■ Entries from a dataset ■
--- Start ---
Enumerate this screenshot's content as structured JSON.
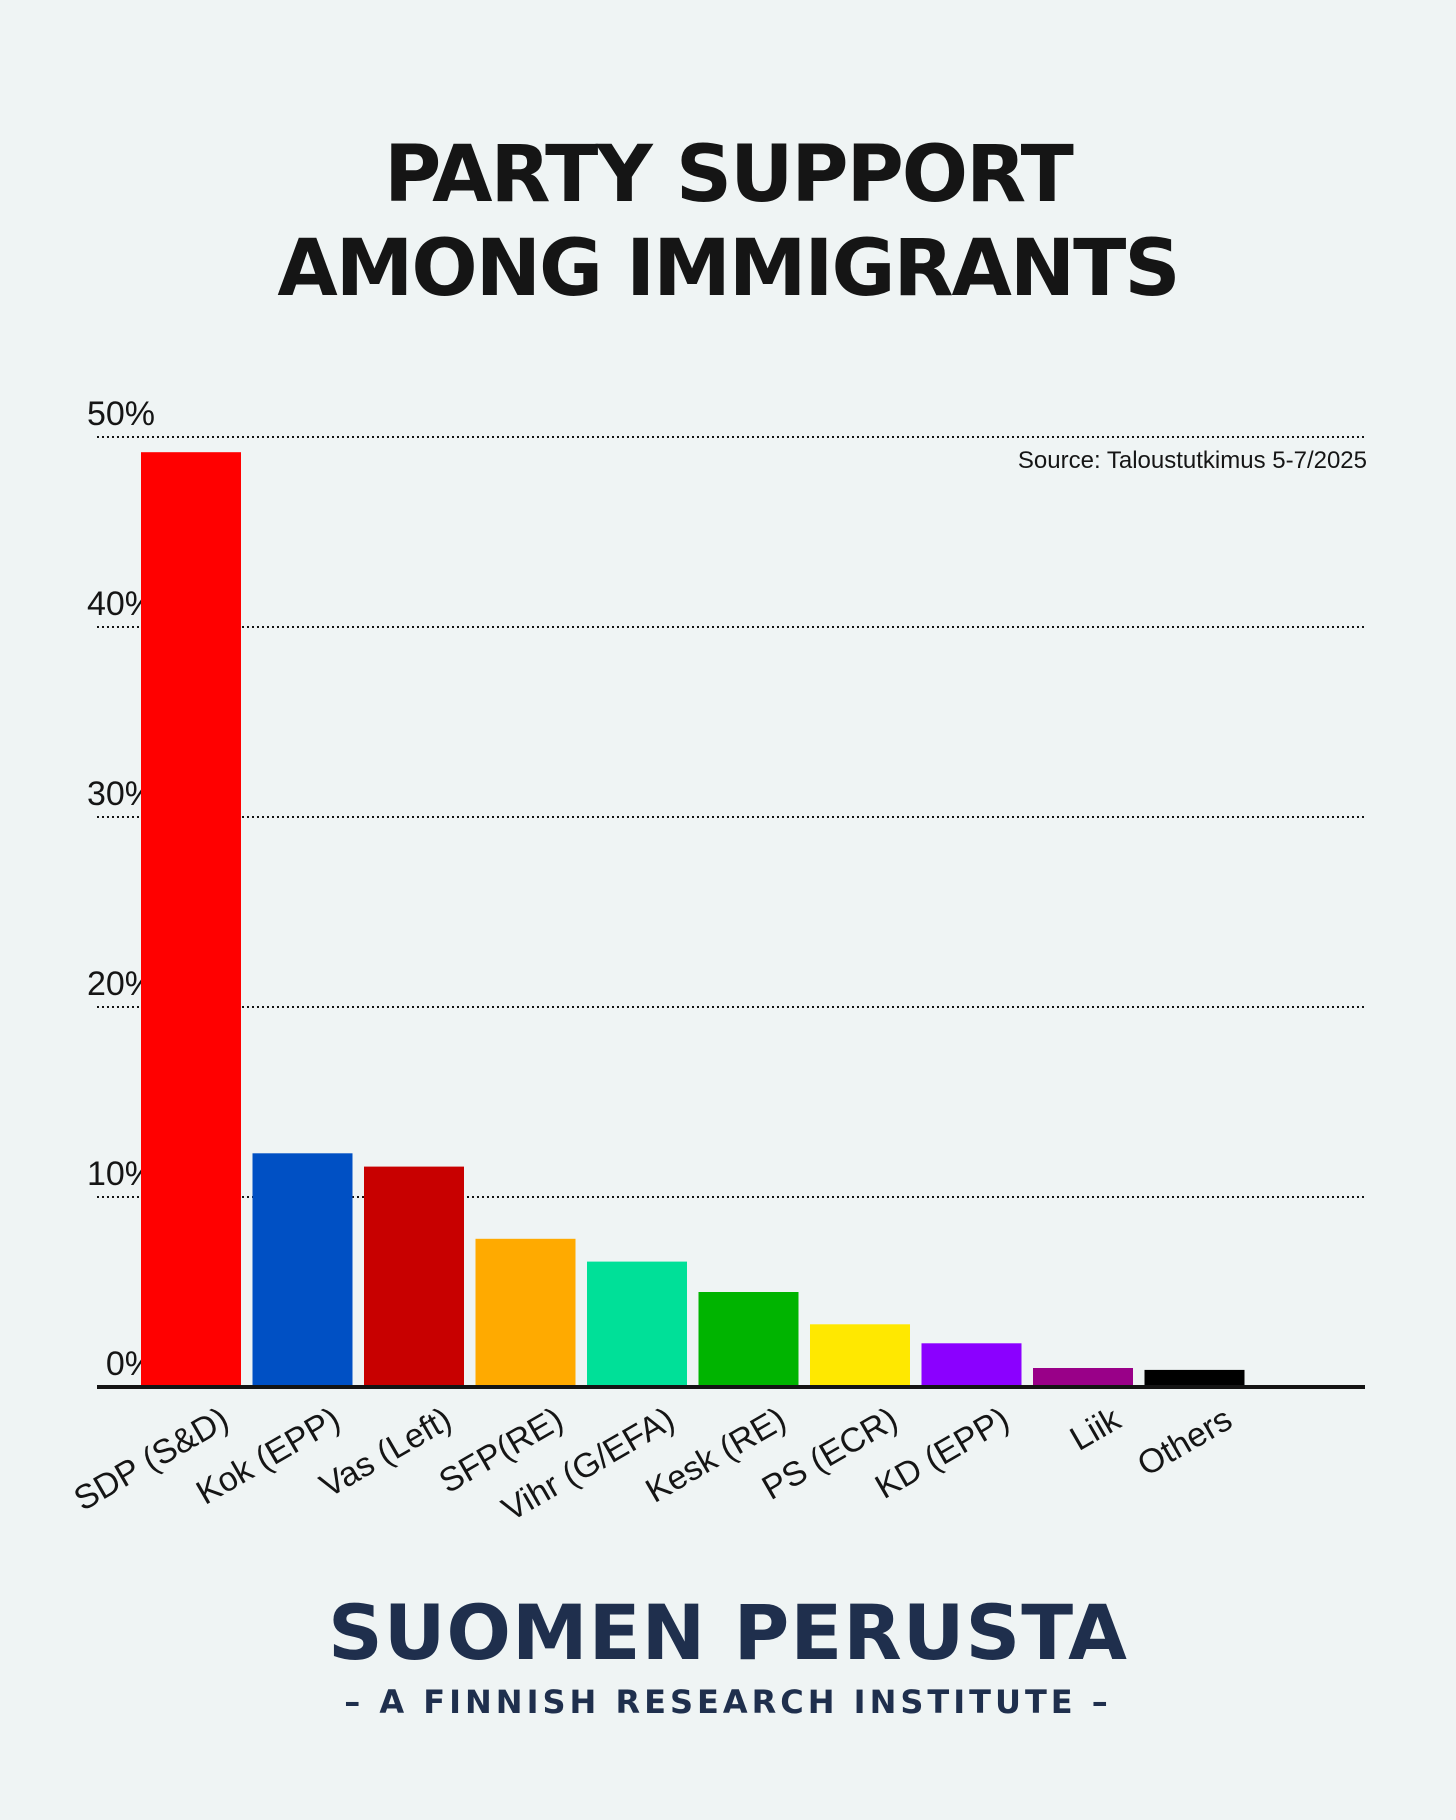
{
  "title": {
    "line1": "PARTY SUPPORT",
    "line2": "AMONG IMMIGRANTS"
  },
  "source": "Source: Taloustutkimus 5-7/2025",
  "brand": {
    "name": "SUOMEN PERUSTA",
    "tagline": "– A FINNISH RESEARCH INSTITUTE –"
  },
  "chart_data": {
    "type": "bar",
    "title": "PARTY SUPPORT AMONG IMMIGRANTS",
    "xlabel": "",
    "ylabel": "",
    "ylim": [
      0,
      50
    ],
    "yticks": [
      0,
      10,
      20,
      30,
      40,
      50
    ],
    "ytick_labels": [
      "0%",
      "10%",
      "20%",
      "30%",
      "40%",
      "50%"
    ],
    "grid": true,
    "categories": [
      "SDP (S&D)",
      "Kok (EPP)",
      "Vas (Left)",
      "SFP(RE)",
      "Vihr (G/EFA)",
      "Kesk (RE)",
      "PS (ECR)",
      "KD (EPP)",
      "Liik",
      "Others"
    ],
    "values": [
      49.2,
      12.3,
      11.6,
      7.8,
      6.6,
      5.0,
      3.3,
      2.3,
      1.0,
      0.9
    ],
    "colors": [
      "#ff0000",
      "#0050c4",
      "#c80000",
      "#ffaa00",
      "#00e098",
      "#00b400",
      "#ffe800",
      "#8b00ff",
      "#990088",
      "#000000"
    ]
  }
}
--- End ---
■ Problem to work on ■
The data should be printed again unchanged; leave its pictures out.

■ Complete answer ■
Enumerate this screenshot's content as structured JSON.
{
  "title": {
    "line1": "PARTY SUPPORT",
    "line2": "AMONG IMMIGRANTS"
  },
  "source": "Source: Taloustutkimus 5-7/2025",
  "brand": {
    "name": "SUOMEN PERUSTA",
    "tagline": "– A FINNISH RESEARCH INSTITUTE –"
  },
  "chart_data": {
    "type": "bar",
    "title": "PARTY SUPPORT AMONG IMMIGRANTS",
    "xlabel": "",
    "ylabel": "",
    "ylim": [
      0,
      50
    ],
    "yticks": [
      0,
      10,
      20,
      30,
      40,
      50
    ],
    "ytick_labels": [
      "0%",
      "10%",
      "20%",
      "30%",
      "40%",
      "50%"
    ],
    "grid": true,
    "categories": [
      "SDP (S&D)",
      "Kok (EPP)",
      "Vas (Left)",
      "SFP(RE)",
      "Vihr (G/EFA)",
      "Kesk (RE)",
      "PS (ECR)",
      "KD (EPP)",
      "Liik",
      "Others"
    ],
    "values": [
      49.2,
      12.3,
      11.6,
      7.8,
      6.6,
      5.0,
      3.3,
      2.3,
      1.0,
      0.9
    ],
    "colors": [
      "#ff0000",
      "#0050c4",
      "#c80000",
      "#ffaa00",
      "#00e098",
      "#00b400",
      "#ffe800",
      "#8b00ff",
      "#990088",
      "#000000"
    ]
  }
}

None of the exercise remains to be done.